Element placement data
◆ ◆ ◆ ◆ ◆

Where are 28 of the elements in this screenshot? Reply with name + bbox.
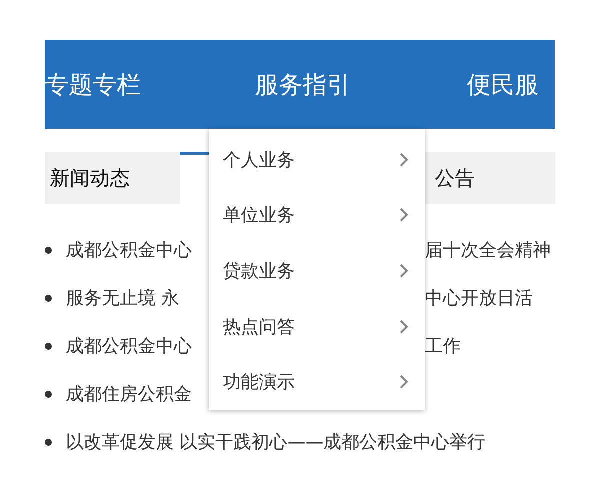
menu-item[interactable]: 个人业务: [209, 132, 425, 188]
menu-item[interactable]: 贷款业务: [209, 243, 425, 299]
bullet-icon: [45, 390, 52, 398]
menu-item[interactable]: 功能演示: [209, 354, 425, 410]
news-link[interactable]: 服务无止境 永: [66, 286, 209, 310]
news-link[interactable]: 工作: [425, 334, 461, 358]
tab[interactable]: 新闻动态: [45, 152, 180, 204]
news-link[interactable]: 届十次全会精神: [425, 238, 551, 262]
chevron-right-icon: [399, 318, 409, 335]
bullet-icon: [45, 246, 52, 254]
news-link[interactable]: 成都公积金中心: [66, 238, 209, 262]
nav-item[interactable]: 专题专栏: [45, 68, 255, 100]
chevron-right-icon: [399, 262, 409, 279]
news-link[interactable]: 成都住房公积金: [66, 382, 209, 406]
menu-item[interactable]: 单位业务: [209, 188, 425, 244]
nav-item[interactable]: 便民服: [467, 68, 539, 100]
tab[interactable]: 公告: [425, 152, 555, 204]
news-link[interactable]: 成都公积金中心: [66, 334, 209, 358]
bullet-icon: [45, 438, 52, 446]
bullet-icon: [45, 294, 52, 302]
bullet-icon: [45, 342, 52, 350]
menu-item[interactable]: 热点问答: [209, 298, 425, 354]
chevron-right-icon: [399, 374, 409, 390]
nav-item[interactable]: 服务指引: [255, 68, 467, 100]
chevron-right-icon: [399, 152, 409, 168]
chevron-right-icon: [399, 207, 409, 224]
news-link[interactable]: 以改革促发展 以实干践初心——成都公积金中心举行: [66, 430, 486, 454]
news-link[interactable]: 中心开放日活: [425, 286, 533, 310]
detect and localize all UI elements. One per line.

◆ ◆ ◆ ◆ ◆

- WHAT TO WORK ON:
Could you write out, unchanged, the lines of the material starting with the line that contains "menu-item[interactable]: 个人业务: [209, 132, 425, 188]" and going on through the line that contains "nav-item[interactable]: 专题专栏: [45, 68, 255, 100]", with both of those lines included?

- OUTPUT BELOW:
menu-item[interactable]: 个人业务: [209, 132, 425, 188]
menu-item[interactable]: 贷款业务: [209, 243, 425, 299]
bullet-icon: [45, 390, 52, 398]
menu-item[interactable]: 功能演示: [209, 354, 425, 410]
news-link[interactable]: 服务无止境 永: [66, 286, 209, 310]
news-link[interactable]: 工作: [425, 334, 461, 358]
tab[interactable]: 新闻动态: [45, 152, 180, 204]
news-link[interactable]: 届十次全会精神: [425, 238, 551, 262]
chevron-right-icon: [399, 318, 409, 335]
bullet-icon: [45, 246, 52, 254]
news-link[interactable]: 成都公积金中心: [66, 238, 209, 262]
nav-item[interactable]: 专题专栏: [45, 68, 255, 100]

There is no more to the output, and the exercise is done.